>>>

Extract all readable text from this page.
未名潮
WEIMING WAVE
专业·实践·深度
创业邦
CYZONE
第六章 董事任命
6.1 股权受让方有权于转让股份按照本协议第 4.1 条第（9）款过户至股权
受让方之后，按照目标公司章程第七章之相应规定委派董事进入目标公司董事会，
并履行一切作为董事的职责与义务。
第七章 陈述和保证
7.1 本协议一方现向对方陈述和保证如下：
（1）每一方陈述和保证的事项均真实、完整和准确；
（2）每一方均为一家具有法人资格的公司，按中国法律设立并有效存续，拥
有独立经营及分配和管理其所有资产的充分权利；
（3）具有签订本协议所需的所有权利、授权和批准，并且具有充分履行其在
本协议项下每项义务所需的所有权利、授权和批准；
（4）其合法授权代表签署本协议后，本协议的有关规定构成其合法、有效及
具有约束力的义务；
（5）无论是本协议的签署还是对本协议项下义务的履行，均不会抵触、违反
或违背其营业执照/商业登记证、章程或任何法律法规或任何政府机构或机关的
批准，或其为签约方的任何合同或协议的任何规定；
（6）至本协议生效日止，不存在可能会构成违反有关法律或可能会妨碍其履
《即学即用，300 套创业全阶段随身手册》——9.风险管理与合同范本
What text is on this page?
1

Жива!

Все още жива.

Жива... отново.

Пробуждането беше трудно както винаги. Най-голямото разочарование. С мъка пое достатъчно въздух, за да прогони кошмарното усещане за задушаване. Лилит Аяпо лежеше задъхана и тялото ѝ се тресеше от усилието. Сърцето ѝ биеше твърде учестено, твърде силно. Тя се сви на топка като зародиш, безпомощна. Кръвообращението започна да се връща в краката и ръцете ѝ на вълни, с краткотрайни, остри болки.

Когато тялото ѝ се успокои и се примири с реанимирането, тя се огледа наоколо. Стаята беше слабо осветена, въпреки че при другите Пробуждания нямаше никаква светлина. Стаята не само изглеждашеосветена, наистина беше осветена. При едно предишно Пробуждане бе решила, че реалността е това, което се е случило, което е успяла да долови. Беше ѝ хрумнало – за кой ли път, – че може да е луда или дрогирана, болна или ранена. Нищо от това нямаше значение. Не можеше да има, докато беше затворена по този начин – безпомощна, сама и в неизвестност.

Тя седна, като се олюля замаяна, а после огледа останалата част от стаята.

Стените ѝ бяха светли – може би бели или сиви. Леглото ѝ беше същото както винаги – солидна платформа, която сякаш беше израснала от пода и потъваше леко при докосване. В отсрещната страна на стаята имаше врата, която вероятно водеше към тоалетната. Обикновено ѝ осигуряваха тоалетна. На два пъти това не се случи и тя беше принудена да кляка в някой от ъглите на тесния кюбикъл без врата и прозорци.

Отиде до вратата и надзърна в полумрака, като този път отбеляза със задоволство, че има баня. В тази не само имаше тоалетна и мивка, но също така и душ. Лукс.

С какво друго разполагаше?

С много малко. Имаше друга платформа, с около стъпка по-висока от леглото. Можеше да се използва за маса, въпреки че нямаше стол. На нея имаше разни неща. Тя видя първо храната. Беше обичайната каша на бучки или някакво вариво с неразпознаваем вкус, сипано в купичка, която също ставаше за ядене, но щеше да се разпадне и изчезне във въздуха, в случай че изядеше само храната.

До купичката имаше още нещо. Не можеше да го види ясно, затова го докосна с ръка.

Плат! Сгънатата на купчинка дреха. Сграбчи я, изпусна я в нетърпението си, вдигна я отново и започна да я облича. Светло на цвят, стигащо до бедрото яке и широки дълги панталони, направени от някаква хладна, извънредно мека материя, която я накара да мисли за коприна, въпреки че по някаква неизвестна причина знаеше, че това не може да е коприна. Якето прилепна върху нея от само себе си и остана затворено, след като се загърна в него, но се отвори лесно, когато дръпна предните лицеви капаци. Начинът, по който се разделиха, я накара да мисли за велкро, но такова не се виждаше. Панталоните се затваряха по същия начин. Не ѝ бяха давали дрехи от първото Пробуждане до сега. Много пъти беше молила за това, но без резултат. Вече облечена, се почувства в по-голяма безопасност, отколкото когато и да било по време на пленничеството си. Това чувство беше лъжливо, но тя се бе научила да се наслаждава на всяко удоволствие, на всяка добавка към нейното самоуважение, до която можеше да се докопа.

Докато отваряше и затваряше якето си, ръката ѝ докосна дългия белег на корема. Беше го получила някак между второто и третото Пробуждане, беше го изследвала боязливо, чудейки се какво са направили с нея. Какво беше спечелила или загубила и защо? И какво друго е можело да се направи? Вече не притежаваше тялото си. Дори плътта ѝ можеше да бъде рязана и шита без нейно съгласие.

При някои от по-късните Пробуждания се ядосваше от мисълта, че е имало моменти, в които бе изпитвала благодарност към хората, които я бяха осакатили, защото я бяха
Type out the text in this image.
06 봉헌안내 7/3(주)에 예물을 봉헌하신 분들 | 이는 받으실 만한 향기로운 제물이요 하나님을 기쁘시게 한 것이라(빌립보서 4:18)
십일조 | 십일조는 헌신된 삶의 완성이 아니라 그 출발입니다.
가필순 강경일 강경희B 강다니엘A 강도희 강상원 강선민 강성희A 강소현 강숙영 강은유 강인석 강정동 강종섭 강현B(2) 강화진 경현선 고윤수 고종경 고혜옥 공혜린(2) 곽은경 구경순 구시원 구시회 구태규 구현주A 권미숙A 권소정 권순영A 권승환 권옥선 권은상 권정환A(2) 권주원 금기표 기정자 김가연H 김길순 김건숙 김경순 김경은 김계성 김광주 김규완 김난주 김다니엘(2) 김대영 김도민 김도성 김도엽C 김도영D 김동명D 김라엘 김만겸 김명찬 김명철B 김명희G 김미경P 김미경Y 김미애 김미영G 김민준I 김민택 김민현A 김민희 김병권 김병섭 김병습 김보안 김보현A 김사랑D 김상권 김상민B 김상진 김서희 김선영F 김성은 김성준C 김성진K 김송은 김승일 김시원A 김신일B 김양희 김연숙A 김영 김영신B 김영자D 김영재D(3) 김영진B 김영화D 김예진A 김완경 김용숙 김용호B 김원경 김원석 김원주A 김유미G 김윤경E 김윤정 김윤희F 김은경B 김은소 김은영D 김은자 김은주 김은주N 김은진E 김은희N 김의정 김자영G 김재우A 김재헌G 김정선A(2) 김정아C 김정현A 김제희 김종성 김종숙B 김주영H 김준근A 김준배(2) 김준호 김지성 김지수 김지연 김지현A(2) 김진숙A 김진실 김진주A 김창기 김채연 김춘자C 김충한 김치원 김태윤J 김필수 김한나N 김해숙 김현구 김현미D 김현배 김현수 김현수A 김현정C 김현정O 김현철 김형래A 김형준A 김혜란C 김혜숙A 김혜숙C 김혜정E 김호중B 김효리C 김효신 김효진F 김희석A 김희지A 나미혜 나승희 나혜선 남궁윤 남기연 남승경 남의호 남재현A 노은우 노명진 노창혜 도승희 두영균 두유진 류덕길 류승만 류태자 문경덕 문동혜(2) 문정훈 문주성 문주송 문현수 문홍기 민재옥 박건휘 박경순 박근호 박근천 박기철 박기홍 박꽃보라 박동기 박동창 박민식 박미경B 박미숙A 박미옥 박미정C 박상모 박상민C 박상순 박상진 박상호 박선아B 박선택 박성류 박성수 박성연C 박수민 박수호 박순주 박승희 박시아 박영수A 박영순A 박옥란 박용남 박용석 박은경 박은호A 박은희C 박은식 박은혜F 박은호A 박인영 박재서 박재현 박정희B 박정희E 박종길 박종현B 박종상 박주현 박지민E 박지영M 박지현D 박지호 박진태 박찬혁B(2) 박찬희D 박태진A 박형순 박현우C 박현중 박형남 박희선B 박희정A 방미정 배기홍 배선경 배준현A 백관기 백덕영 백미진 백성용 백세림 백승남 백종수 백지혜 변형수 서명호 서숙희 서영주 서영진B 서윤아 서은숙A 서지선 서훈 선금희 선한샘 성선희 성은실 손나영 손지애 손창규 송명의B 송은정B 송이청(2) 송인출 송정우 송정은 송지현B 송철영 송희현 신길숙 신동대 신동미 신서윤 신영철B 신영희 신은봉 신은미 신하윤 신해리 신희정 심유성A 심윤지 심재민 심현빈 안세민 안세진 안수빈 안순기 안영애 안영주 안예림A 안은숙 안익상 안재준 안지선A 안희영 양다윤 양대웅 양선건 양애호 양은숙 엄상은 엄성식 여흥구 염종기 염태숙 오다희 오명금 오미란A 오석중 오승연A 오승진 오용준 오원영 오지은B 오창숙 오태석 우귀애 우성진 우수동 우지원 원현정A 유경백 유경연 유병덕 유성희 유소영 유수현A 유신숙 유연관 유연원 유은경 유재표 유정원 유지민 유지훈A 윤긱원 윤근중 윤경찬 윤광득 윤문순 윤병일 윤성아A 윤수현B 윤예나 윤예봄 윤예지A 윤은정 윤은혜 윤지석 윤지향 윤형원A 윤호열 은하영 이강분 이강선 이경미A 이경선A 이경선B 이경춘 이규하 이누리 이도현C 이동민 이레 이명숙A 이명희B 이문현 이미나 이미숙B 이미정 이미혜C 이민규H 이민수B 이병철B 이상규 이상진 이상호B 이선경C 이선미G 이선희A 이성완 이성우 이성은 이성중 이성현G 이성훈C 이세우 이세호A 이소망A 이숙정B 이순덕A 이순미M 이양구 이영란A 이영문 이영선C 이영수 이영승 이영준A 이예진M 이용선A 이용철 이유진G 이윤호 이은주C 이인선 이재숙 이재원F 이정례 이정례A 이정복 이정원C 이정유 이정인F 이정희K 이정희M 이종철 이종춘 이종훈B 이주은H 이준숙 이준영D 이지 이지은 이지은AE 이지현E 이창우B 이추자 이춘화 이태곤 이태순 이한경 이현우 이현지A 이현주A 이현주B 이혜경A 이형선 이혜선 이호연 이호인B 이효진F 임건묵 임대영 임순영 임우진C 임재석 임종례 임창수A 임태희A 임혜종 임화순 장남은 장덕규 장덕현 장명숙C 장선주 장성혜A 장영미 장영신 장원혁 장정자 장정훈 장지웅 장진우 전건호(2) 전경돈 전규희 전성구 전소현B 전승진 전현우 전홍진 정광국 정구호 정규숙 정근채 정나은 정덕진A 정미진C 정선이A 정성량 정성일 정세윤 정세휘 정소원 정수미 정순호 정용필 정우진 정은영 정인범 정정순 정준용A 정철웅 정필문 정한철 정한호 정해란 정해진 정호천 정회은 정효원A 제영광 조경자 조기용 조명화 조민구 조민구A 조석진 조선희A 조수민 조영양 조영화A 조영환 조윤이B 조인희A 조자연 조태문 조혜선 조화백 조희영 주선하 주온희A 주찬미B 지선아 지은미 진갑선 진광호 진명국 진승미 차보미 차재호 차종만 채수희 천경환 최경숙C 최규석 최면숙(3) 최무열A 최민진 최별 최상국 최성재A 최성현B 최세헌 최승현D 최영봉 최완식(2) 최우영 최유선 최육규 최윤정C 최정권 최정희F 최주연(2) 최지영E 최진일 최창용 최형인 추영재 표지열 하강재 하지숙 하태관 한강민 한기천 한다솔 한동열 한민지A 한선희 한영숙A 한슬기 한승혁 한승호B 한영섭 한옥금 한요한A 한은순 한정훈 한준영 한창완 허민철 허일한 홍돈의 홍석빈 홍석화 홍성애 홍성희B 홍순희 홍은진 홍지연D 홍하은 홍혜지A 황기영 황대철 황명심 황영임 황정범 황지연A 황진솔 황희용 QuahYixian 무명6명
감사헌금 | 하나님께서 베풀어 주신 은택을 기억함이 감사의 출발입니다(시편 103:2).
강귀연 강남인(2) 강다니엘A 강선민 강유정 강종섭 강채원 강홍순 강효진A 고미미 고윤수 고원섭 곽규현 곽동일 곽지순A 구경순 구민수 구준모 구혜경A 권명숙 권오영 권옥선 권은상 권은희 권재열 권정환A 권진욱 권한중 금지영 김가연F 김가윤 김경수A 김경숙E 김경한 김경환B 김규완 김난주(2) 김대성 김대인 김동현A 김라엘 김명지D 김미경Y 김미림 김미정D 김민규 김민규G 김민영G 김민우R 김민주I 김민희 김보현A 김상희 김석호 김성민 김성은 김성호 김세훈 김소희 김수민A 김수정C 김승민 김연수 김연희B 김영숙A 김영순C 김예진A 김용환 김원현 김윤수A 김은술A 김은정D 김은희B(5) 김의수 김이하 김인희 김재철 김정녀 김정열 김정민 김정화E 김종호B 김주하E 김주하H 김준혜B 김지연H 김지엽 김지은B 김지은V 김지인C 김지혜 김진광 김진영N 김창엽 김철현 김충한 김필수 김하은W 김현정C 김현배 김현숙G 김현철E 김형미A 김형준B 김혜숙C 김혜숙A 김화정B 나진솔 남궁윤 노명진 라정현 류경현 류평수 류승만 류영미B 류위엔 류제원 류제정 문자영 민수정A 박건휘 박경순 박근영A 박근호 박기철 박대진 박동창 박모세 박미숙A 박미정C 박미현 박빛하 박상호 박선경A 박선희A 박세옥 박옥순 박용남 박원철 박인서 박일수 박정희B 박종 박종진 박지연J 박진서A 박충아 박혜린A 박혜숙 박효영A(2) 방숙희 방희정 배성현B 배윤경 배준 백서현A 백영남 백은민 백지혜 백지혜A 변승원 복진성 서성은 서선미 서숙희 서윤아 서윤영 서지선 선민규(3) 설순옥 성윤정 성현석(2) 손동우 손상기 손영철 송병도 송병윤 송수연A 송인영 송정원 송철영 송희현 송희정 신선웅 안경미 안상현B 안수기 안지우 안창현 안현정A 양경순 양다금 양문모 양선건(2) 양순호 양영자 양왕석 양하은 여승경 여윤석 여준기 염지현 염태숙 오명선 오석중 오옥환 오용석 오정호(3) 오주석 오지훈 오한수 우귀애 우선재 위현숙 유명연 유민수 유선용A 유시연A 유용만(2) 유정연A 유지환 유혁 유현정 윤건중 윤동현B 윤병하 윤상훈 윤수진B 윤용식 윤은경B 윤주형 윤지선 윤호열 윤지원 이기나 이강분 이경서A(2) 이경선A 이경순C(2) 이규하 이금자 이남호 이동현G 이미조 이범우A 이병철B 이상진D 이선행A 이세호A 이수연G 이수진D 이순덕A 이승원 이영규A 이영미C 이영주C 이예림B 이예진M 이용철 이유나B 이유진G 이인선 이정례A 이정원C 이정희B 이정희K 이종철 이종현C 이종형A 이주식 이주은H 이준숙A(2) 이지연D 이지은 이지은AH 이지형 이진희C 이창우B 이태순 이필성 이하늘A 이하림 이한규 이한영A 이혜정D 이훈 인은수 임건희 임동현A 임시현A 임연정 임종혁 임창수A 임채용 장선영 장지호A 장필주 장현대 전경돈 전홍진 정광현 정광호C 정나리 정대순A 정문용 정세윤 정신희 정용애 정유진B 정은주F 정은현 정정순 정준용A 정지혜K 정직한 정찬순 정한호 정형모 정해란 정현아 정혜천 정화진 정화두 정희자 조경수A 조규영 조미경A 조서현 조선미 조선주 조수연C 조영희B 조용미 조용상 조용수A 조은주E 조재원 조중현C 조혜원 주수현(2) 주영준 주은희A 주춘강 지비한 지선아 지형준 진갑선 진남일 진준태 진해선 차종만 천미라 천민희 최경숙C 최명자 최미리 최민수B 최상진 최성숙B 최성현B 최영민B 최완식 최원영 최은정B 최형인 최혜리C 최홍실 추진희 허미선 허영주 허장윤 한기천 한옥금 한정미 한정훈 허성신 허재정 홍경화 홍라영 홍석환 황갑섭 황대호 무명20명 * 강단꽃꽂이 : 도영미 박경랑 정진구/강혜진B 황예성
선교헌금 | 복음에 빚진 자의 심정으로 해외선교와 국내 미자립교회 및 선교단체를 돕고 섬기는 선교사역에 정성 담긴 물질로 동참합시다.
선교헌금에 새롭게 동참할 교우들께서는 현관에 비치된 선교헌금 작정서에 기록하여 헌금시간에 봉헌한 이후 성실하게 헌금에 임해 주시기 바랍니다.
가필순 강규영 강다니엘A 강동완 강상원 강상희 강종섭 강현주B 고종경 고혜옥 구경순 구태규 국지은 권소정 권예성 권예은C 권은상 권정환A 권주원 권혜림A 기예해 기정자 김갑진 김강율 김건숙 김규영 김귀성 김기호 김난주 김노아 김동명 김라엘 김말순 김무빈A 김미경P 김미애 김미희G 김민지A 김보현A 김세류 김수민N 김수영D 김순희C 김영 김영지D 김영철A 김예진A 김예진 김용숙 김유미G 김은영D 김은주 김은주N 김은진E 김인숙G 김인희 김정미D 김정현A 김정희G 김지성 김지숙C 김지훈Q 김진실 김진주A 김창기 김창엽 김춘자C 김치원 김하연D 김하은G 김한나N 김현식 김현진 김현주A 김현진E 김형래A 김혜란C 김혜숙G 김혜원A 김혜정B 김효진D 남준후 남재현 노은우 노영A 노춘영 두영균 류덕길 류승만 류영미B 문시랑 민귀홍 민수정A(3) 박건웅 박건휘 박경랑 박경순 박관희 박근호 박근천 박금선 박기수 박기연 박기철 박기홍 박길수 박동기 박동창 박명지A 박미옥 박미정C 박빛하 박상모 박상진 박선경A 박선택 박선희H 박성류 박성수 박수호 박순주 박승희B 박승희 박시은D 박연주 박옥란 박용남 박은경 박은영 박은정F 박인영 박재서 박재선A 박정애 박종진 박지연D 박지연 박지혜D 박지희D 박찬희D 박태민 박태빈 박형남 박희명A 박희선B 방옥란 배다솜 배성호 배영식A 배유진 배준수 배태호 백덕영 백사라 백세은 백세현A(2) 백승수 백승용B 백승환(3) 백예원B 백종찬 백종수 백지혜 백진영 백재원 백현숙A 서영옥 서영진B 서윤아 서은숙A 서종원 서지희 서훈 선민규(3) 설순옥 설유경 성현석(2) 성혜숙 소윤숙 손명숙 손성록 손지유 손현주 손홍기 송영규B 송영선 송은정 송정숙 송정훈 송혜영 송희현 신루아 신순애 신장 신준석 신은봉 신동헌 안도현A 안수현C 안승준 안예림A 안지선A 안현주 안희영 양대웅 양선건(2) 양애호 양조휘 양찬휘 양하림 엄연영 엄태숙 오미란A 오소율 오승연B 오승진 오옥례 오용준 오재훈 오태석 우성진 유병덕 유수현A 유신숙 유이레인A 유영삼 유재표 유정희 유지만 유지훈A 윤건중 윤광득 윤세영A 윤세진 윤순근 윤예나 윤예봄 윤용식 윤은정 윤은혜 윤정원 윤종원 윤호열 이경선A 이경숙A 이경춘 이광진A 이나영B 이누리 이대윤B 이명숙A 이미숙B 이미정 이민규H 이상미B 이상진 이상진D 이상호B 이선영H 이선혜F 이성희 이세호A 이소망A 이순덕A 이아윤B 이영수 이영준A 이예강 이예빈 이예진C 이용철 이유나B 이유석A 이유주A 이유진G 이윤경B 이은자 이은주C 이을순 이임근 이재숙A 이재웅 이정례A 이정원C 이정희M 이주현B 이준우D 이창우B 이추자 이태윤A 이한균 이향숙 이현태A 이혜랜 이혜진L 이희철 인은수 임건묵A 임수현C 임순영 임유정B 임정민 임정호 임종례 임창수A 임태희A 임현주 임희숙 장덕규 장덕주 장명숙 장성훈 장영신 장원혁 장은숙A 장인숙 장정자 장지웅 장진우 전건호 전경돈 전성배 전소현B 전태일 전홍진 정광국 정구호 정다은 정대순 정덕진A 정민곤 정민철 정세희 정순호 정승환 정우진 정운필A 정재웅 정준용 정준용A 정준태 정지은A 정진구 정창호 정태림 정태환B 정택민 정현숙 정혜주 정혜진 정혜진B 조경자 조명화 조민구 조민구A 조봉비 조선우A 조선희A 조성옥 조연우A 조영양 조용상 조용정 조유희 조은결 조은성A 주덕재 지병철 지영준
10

<<<

● **JOB**
Check each line of the entries above, and show every one holding the word "друго".

● **OUTPUT OF THE TASK**
С какво друго разполагаше?
Докато отваряше и затваряше якето си, ръката ѝ докосна дългия белег на корема. Беше го получила някак между второто и третото Пробуждане, беше го изследвала боязливо, чудейки се какво са направили с нея. Какво беше спечелила или загубила и защо? И какво друго е можело да се направи? Вече не притежаваше тялото си. Дори плътта ѝ можеше да бъде рязана и шита без нейно съгласие.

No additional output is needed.